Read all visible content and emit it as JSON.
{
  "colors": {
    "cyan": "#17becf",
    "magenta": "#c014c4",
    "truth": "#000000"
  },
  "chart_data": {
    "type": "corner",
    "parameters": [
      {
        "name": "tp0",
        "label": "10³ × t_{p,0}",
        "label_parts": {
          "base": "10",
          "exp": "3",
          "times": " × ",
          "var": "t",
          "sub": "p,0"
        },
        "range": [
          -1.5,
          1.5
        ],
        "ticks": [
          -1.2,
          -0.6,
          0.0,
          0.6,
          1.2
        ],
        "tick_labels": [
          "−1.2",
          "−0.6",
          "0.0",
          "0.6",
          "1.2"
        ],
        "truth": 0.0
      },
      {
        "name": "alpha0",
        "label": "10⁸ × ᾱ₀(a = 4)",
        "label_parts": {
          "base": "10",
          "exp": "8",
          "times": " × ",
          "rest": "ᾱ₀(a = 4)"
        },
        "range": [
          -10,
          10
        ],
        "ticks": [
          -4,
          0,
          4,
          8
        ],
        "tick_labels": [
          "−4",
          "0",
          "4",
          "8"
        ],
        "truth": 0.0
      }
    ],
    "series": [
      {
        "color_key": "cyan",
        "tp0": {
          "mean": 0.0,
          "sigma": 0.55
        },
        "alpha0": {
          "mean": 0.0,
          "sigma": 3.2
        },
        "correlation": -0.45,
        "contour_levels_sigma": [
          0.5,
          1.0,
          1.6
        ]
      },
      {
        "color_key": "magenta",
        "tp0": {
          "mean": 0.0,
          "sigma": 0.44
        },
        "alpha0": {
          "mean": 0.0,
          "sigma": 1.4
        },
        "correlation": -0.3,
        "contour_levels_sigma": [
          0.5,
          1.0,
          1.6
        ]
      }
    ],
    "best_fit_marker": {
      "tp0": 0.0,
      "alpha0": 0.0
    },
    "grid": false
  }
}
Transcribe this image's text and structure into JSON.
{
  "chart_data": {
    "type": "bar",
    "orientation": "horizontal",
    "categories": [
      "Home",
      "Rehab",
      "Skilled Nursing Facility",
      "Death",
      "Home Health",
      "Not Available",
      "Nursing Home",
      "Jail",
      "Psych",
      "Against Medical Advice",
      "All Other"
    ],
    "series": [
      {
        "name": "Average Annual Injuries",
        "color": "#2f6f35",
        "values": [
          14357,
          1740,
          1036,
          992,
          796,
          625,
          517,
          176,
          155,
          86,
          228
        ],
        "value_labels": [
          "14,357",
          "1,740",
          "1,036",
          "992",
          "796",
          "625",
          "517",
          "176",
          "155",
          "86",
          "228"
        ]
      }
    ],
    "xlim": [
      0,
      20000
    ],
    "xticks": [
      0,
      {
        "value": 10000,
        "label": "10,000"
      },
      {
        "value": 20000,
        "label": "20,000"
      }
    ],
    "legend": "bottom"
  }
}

▸ The request
Output the entries verbatim.

▸ Solution for this problem
Read all visible content and emit it as JSON.
{
  "colors": {
    "cyan": "#17becf",
    "magenta": "#c014c4",
    "truth": "#000000"
  },
  "chart_data": {
    "type": "corner",
    "parameters": [
      {
        "name": "tp0",
        "label": "10³ × t_{p,0}",
        "label_parts": {
          "base": "10",
          "exp": "3",
          "times": " × ",
          "var": "t",
          "sub": "p,0"
        },
        "range": [
          -1.5,
          1.5
        ],
        "ticks": [
          -1.2,
          -0.6,
          0.0,
          0.6,
          1.2
        ],
        "tick_labels": [
          "−1.2",
          "−0.6",
          "0.0",
          "0.6",
          "1.2"
        ],
        "truth": 0.0
      },
      {
        "name": "alpha0",
        "label": "10⁸ × ᾱ₀(a = 4)",
        "label_parts": {
          "base": "10",
          "exp": "8",
          "times": " × ",
          "rest": "ᾱ₀(a = 4)"
        },
        "range": [
          -10,
          10
        ],
        "ticks": [
          -4,
          0,
          4,
          8
        ],
        "tick_labels": [
          "−4",
          "0",
          "4",
          "8"
        ],
        "truth": 0.0
      }
    ],
    "series": [
      {
        "color_key": "cyan",
        "tp0": {
          "mean": 0.0,
          "sigma": 0.55
        },
        "alpha0": {
          "mean": 0.0,
          "sigma": 3.2
        },
        "correlation": -0.45,
        "contour_levels_sigma": [
          0.5,
          1.0,
          1.6
        ]
      },
      {
        "color_key": "magenta",
        "tp0": {
          "mean": 0.0,
          "sigma": 0.44
        },
        "alpha0": {
          "mean": 0.0,
          "sigma": 1.4
        },
        "correlation": -0.3,
        "contour_levels_sigma": [
          0.5,
          1.0,
          1.6
        ]
      }
    ],
    "best_fit_marker": {
      "tp0": 0.0,
      "alpha0": 0.0
    },
    "grid": false
  }
}
Transcribe this image's text and structure into JSON.
{
  "chart_data": {
    "type": "bar",
    "orientation": "horizontal",
    "categories": [
      "Home",
      "Rehab",
      "Skilled Nursing Facility",
      "Death",
      "Home Health",
      "Not Available",
      "Nursing Home",
      "Jail",
      "Psych",
      "Against Medical Advice",
      "All Other"
    ],
    "series": [
      {
        "name": "Average Annual Injuries",
        "color": "#2f6f35",
        "values": [
          14357,
          1740,
          1036,
          992,
          796,
          625,
          517,
          176,
          155,
          86,
          228
        ],
        "value_labels": [
          "14,357",
          "1,740",
          "1,036",
          "992",
          "796",
          "625",
          "517",
          "176",
          "155",
          "86",
          "228"
        ]
      }
    ],
    "xlim": [
      0,
      20000
    ],
    "xticks": [
      0,
      {
        "value": 10000,
        "label": "10,000"
      },
      {
        "value": 20000,
        "label": "20,000"
      }
    ],
    "legend": "bottom"
  }
}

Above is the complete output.